** What you will do **
Drop the pictures and extract exactly the lines from the one that contains "Decode this chart: output" through the end of the material.

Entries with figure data
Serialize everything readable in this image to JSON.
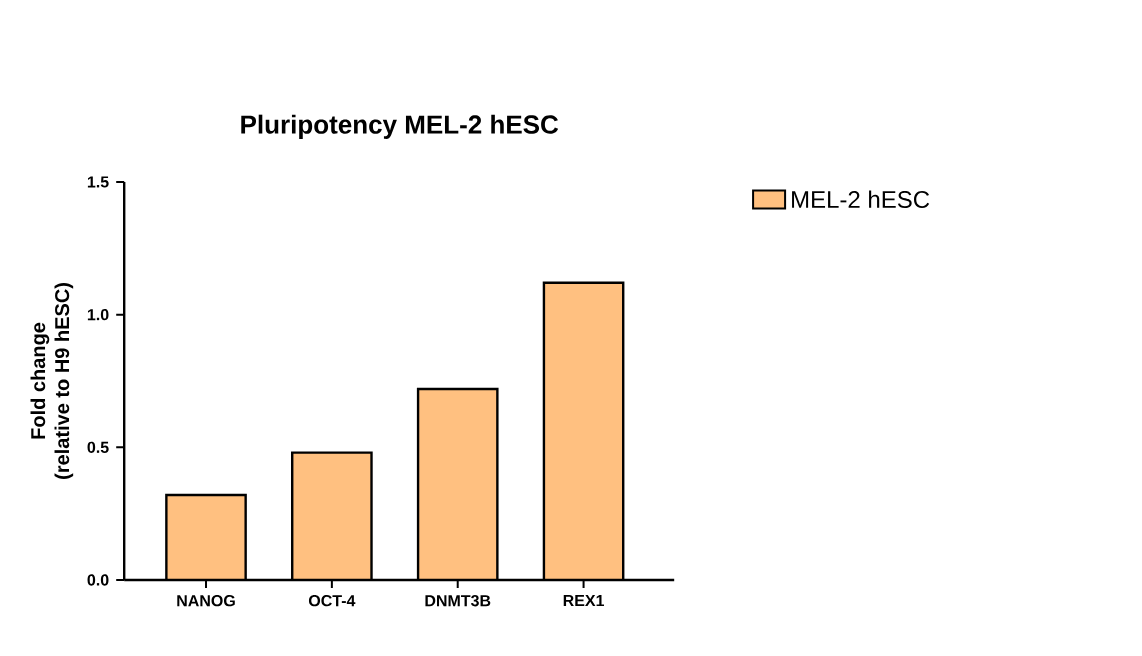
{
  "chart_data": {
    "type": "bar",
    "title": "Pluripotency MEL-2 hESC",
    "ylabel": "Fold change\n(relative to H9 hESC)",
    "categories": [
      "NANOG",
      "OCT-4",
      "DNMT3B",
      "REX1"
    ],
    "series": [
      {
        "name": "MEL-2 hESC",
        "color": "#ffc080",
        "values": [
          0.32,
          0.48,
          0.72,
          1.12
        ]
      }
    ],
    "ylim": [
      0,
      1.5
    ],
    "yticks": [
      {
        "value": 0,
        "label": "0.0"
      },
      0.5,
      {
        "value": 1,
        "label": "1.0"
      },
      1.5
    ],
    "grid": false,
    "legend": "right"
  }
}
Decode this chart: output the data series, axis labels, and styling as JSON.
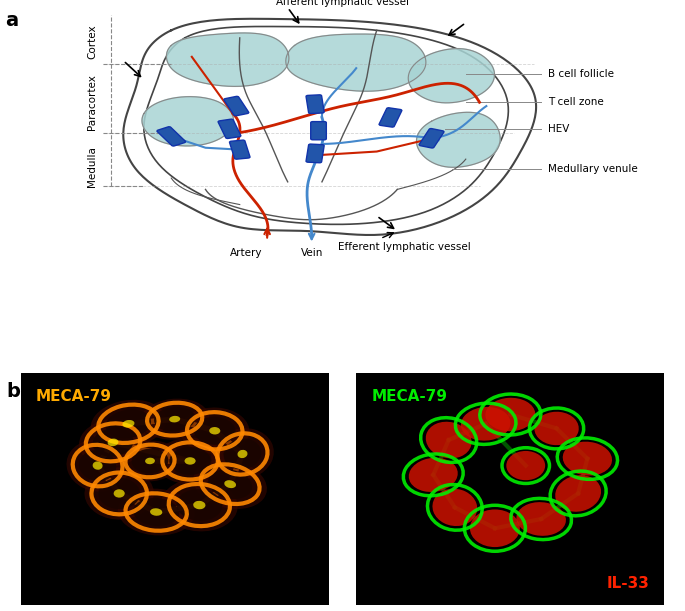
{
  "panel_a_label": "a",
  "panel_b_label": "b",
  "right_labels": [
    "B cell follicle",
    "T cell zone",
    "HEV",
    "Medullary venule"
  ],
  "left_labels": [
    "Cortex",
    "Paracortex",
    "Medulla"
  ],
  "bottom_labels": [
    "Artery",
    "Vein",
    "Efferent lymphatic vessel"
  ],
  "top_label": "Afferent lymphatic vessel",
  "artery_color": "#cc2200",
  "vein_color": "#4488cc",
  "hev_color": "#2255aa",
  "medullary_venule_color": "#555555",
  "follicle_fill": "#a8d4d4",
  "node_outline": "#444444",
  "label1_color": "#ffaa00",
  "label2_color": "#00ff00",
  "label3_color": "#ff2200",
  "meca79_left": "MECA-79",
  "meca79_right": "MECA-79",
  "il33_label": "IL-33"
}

** Reply to the exercise **
Decode this chart: output the data series, axis labels, and styling as JSON.
{
  "panel_a_label": "a",
  "panel_b_label": "b",
  "right_labels": [
    "B cell follicle",
    "T cell zone",
    "HEV",
    "Medullary venule"
  ],
  "left_labels": [
    "Cortex",
    "Paracortex",
    "Medulla"
  ],
  "bottom_labels": [
    "Artery",
    "Vein",
    "Efferent lymphatic vessel"
  ],
  "top_label": "Afferent lymphatic vessel",
  "artery_color": "#cc2200",
  "vein_color": "#4488cc",
  "hev_color": "#2255aa",
  "medullary_venule_color": "#555555",
  "follicle_fill": "#a8d4d4",
  "node_outline": "#444444",
  "label1_color": "#ffaa00",
  "label2_color": "#00ff00",
  "label3_color": "#ff2200",
  "meca79_left": "MECA-79",
  "meca79_right": "MECA-79",
  "il33_label": "IL-33"
}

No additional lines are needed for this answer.